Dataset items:
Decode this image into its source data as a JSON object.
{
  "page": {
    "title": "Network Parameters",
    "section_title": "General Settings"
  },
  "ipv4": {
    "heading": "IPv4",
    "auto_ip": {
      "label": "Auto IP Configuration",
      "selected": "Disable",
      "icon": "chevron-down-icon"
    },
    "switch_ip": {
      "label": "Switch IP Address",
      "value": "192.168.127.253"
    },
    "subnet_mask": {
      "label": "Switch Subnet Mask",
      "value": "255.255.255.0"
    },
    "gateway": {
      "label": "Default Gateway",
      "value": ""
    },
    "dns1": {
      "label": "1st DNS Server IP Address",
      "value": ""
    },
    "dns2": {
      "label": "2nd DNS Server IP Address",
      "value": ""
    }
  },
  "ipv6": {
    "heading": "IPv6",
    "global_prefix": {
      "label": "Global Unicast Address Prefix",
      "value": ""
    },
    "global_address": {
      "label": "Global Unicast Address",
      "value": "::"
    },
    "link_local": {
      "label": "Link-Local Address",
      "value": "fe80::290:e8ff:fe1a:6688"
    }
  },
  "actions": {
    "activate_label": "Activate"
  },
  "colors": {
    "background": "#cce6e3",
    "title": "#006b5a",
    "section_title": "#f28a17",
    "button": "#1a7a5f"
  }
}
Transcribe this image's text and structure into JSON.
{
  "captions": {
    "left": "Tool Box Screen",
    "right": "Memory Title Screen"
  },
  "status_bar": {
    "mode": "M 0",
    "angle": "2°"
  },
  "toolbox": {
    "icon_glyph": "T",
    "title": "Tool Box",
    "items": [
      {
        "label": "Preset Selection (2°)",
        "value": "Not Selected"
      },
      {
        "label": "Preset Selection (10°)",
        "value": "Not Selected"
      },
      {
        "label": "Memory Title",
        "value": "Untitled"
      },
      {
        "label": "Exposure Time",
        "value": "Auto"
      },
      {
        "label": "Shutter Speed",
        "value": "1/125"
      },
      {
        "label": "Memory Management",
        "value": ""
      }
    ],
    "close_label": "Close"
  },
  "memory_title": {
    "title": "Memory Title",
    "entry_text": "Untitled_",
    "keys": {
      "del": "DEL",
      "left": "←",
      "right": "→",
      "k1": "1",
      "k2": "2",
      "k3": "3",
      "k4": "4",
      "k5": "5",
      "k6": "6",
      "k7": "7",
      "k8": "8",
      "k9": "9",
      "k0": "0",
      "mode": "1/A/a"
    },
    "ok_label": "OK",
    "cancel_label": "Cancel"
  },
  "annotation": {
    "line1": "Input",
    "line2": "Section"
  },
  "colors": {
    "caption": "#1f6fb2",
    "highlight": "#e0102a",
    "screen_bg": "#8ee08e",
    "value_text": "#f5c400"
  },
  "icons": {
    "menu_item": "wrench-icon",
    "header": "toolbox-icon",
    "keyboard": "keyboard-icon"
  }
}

* _PROBLEM_
Count the lines above that contain the word "this", and reply with only that number.

* _WORKED SOLUTION_
2